Work to complete: Return the listing below in full, with every line exactly as it is.

— Start —

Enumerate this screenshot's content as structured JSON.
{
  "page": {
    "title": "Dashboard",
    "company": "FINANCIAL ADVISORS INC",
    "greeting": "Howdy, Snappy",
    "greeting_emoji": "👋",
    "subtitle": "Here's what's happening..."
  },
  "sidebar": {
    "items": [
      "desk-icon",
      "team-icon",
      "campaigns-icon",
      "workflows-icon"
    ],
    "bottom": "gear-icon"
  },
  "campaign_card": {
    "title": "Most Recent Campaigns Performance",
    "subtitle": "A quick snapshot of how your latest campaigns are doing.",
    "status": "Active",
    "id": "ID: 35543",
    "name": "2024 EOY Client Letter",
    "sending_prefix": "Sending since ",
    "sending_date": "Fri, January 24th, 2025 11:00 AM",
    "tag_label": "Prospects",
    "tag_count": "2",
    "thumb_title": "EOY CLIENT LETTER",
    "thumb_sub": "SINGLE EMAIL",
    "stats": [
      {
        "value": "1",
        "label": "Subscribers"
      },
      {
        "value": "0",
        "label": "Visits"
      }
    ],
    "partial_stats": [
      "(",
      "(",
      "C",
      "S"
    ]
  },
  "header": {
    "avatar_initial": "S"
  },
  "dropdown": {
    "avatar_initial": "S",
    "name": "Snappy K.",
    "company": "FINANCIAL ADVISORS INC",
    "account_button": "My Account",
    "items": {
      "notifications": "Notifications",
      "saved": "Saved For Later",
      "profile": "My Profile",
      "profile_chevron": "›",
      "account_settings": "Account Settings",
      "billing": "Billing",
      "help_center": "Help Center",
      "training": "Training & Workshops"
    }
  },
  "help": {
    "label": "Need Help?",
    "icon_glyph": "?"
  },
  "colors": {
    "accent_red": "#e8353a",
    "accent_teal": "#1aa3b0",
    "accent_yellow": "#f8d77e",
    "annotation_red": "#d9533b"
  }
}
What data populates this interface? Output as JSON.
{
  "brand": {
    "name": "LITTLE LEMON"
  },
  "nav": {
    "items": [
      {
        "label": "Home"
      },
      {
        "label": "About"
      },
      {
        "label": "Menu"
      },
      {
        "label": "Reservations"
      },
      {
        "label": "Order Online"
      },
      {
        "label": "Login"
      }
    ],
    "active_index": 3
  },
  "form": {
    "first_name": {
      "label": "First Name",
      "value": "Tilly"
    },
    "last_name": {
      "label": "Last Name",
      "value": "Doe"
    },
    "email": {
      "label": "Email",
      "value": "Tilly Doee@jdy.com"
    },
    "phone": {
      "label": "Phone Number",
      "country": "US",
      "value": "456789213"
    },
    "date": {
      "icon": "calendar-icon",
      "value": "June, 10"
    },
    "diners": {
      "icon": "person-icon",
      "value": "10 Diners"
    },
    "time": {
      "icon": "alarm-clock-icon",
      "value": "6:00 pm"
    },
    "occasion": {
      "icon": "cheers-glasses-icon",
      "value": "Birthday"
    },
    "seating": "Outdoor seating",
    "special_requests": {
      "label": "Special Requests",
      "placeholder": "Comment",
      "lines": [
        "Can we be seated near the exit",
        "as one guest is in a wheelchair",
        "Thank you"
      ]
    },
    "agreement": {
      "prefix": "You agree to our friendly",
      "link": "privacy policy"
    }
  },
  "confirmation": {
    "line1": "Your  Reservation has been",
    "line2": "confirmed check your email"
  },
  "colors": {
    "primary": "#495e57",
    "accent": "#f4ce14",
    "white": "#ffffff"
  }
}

— End —

Answer to this problem:
Enumerate this screenshot's content as structured JSON.
{
  "page": {
    "title": "Dashboard",
    "company": "FINANCIAL ADVISORS INC",
    "greeting": "Howdy, Snappy",
    "greeting_emoji": "👋",
    "subtitle": "Here's what's happening..."
  },
  "sidebar": {
    "items": [
      "desk-icon",
      "team-icon",
      "campaigns-icon",
      "workflows-icon"
    ],
    "bottom": "gear-icon"
  },
  "campaign_card": {
    "title": "Most Recent Campaigns Performance",
    "subtitle": "A quick snapshot of how your latest campaigns are doing.",
    "status": "Active",
    "id": "ID: 35543",
    "name": "2024 EOY Client Letter",
    "sending_prefix": "Sending since ",
    "sending_date": "Fri, January 24th, 2025 11:00 AM",
    "tag_label": "Prospects",
    "tag_count": "2",
    "thumb_title": "EOY CLIENT LETTER",
    "thumb_sub": "SINGLE EMAIL",
    "stats": [
      {
        "value": "1",
        "label": "Subscribers"
      },
      {
        "value": "0",
        "label": "Visits"
      }
    ],
    "partial_stats": [
      "(",
      "(",
      "C",
      "S"
    ]
  },
  "header": {
    "avatar_initial": "S"
  },
  "dropdown": {
    "avatar_initial": "S",
    "name": "Snappy K.",
    "company": "FINANCIAL ADVISORS INC",
    "account_button": "My Account",
    "items": {
      "notifications": "Notifications",
      "saved": "Saved For Later",
      "profile": "My Profile",
      "profile_chevron": "›",
      "account_settings": "Account Settings",
      "billing": "Billing",
      "help_center": "Help Center",
      "training": "Training & Workshops"
    }
  },
  "help": {
    "label": "Need Help?",
    "icon_glyph": "?"
  },
  "colors": {
    "accent_red": "#e8353a",
    "accent_teal": "#1aa3b0",
    "accent_yellow": "#f8d77e",
    "annotation_red": "#d9533b"
  }
}
What data populates this interface? Output as JSON.
{
  "brand": {
    "name": "LITTLE LEMON"
  },
  "nav": {
    "items": [
      {
        "label": "Home"
      },
      {
        "label": "About"
      },
      {
        "label": "Menu"
      },
      {
        "label": "Reservations"
      },
      {
        "label": "Order Online"
      },
      {
        "label": "Login"
      }
    ],
    "active_index": 3
  },
  "form": {
    "first_name": {
      "label": "First Name",
      "value": "Tilly"
    },
    "last_name": {
      "label": "Last Name",
      "value": "Doe"
    },
    "email": {
      "label": "Email",
      "value": "Tilly Doee@jdy.com"
    },
    "phone": {
      "label": "Phone Number",
      "country": "US",
      "value": "456789213"
    },
    "date": {
      "icon": "calendar-icon",
      "value": "June, 10"
    },
    "diners": {
      "icon": "person-icon",
      "value": "10 Diners"
    },
    "time": {
      "icon": "alarm-clock-icon",
      "value": "6:00 pm"
    },
    "occasion": {
      "icon": "cheers-glasses-icon",
      "value": "Birthday"
    },
    "seating": "Outdoor seating",
    "special_requests": {
      "label": "Special Requests",
      "placeholder": "Comment",
      "lines": [
        "Can we be seated near the exit",
        "as one guest is in a wheelchair",
        "Thank you"
      ]
    },
    "agreement": {
      "prefix": "You agree to our friendly",
      "link": "privacy policy"
    }
  },
  "confirmation": {
    "line1": "Your  Reservation has been",
    "line2": "confirmed check your email"
  },
  "colors": {
    "primary": "#495e57",
    "accent": "#f4ce14",
    "white": "#ffffff"
  }
}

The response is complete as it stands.